수행할 작업: "list-item [637, 432, 903, 486]" 포함된 줄부터 "prerequisites-list [637, 216, 903, 486]" 포함된 줄까지, 양 끝 줄을 포함한 항목들을 한 글자도 바꾸지 말고 그대로 베껴 써 주세요.
--- 제공된 항목 ---
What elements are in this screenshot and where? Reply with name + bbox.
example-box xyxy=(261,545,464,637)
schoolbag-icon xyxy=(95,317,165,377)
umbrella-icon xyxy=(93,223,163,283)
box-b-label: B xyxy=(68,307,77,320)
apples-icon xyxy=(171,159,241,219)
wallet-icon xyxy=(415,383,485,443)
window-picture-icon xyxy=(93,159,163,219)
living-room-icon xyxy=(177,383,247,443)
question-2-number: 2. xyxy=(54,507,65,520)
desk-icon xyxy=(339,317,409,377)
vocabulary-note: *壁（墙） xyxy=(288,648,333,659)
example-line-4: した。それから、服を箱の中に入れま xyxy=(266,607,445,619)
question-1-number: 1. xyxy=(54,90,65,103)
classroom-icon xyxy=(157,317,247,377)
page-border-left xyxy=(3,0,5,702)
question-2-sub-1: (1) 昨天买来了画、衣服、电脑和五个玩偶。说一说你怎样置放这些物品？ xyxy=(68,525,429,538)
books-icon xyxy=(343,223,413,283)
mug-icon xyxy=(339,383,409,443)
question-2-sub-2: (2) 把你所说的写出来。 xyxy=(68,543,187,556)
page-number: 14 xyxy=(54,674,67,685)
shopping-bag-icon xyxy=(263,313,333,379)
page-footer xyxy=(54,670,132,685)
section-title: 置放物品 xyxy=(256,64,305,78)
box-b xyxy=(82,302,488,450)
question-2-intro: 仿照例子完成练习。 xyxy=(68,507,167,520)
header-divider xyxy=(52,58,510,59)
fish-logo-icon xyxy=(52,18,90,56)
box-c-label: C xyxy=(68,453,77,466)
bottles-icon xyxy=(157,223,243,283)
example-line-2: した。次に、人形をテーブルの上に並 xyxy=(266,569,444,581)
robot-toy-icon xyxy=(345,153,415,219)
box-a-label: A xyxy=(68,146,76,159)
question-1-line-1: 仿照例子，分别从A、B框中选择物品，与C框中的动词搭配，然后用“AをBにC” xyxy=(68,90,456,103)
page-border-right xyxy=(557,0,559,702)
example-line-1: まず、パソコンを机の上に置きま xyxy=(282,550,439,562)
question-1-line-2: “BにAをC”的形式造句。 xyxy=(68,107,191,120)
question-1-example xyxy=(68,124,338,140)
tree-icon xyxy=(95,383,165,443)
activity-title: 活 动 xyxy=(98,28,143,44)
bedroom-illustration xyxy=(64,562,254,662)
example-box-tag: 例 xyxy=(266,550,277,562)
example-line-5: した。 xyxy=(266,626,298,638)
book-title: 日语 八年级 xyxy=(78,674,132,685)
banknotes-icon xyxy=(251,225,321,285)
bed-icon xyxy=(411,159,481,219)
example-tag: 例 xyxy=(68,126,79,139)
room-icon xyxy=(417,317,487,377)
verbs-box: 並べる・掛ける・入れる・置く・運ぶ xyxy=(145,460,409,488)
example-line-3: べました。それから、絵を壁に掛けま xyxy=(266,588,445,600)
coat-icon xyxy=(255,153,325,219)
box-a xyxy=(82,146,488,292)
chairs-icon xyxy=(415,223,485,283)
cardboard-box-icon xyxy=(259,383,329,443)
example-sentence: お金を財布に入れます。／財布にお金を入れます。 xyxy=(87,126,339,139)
---
--- 제공된 항목 ---
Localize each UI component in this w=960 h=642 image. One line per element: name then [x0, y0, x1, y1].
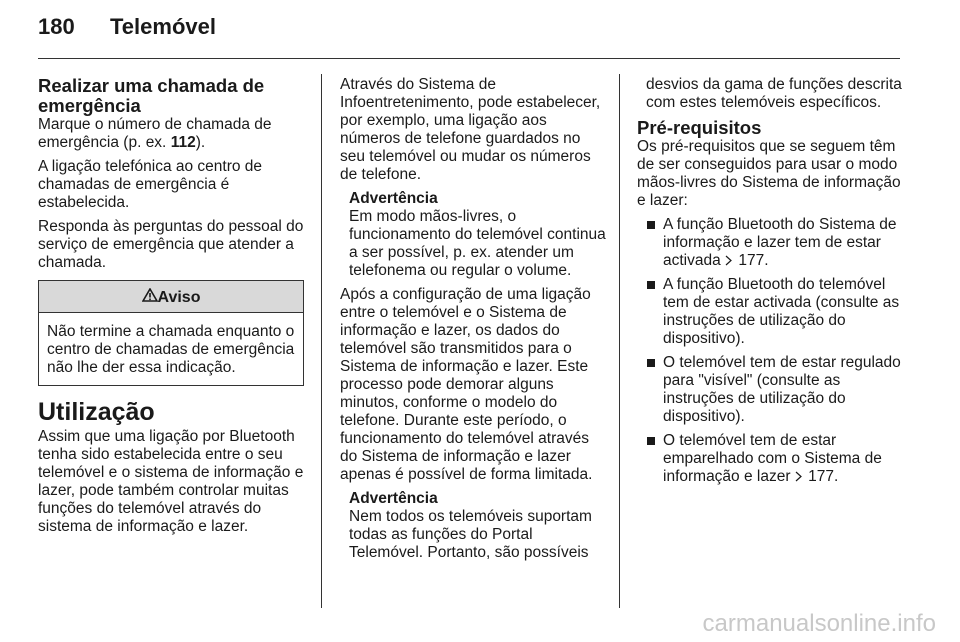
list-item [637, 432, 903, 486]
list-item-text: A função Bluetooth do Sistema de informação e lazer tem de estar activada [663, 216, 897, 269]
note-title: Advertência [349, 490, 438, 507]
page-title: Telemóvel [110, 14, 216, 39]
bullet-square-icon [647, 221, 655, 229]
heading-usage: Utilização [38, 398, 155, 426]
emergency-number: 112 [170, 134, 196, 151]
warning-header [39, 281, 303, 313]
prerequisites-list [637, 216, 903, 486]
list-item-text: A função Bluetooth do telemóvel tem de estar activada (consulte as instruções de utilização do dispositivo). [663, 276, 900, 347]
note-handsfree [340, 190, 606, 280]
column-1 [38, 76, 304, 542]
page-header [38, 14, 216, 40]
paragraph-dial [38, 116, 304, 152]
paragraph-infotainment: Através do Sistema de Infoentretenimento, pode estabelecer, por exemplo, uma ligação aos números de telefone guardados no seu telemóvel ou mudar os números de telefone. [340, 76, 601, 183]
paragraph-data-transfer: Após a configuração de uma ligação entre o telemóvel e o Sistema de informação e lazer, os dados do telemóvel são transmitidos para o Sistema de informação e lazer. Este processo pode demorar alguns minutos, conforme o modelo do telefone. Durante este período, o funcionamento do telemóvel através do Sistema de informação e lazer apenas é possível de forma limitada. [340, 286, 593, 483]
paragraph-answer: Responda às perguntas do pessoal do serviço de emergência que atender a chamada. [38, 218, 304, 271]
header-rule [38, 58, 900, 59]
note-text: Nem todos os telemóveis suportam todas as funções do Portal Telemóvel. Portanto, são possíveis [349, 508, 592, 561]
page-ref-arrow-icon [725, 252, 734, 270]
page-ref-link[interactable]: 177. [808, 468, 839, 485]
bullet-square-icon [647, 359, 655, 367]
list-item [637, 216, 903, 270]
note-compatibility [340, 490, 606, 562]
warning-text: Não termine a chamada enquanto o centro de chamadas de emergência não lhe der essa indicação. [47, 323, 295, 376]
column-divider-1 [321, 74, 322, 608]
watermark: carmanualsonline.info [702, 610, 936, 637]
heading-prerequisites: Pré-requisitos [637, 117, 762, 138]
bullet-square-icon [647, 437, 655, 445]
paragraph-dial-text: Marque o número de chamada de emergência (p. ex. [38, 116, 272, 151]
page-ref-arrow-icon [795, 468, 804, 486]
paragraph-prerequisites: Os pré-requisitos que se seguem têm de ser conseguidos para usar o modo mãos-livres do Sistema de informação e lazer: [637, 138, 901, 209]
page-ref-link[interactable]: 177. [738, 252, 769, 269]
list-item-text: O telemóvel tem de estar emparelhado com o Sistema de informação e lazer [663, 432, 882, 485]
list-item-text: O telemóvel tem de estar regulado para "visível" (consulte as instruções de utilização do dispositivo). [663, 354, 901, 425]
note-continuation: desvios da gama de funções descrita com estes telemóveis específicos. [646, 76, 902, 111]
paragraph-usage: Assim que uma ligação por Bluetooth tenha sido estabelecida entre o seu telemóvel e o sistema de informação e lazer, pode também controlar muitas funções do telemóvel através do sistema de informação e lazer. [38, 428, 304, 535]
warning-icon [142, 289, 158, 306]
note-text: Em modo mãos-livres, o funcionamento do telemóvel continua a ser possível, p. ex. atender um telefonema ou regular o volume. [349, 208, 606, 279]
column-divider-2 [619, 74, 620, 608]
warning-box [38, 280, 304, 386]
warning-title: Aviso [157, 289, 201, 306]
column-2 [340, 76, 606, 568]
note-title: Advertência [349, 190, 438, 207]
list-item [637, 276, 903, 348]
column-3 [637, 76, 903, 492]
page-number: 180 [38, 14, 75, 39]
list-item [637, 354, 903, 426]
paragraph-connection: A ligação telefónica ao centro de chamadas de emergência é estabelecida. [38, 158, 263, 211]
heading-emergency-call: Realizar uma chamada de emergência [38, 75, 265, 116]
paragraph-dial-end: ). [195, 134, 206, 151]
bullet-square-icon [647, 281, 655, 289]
---
아래 답변:
list-item [637, 432, 903, 486]
list-item-text: A função Bluetooth do Sistema de informação e lazer tem de estar activada [663, 216, 897, 269]
note-title: Advertência [349, 490, 438, 507]
page-title: Telemóvel [110, 14, 216, 39]
bullet-square-icon [647, 221, 655, 229]
heading-usage: Utilização [38, 398, 155, 426]
emergency-number: 112 [170, 134, 196, 151]
warning-header [39, 281, 303, 313]
prerequisites-list [637, 216, 903, 486]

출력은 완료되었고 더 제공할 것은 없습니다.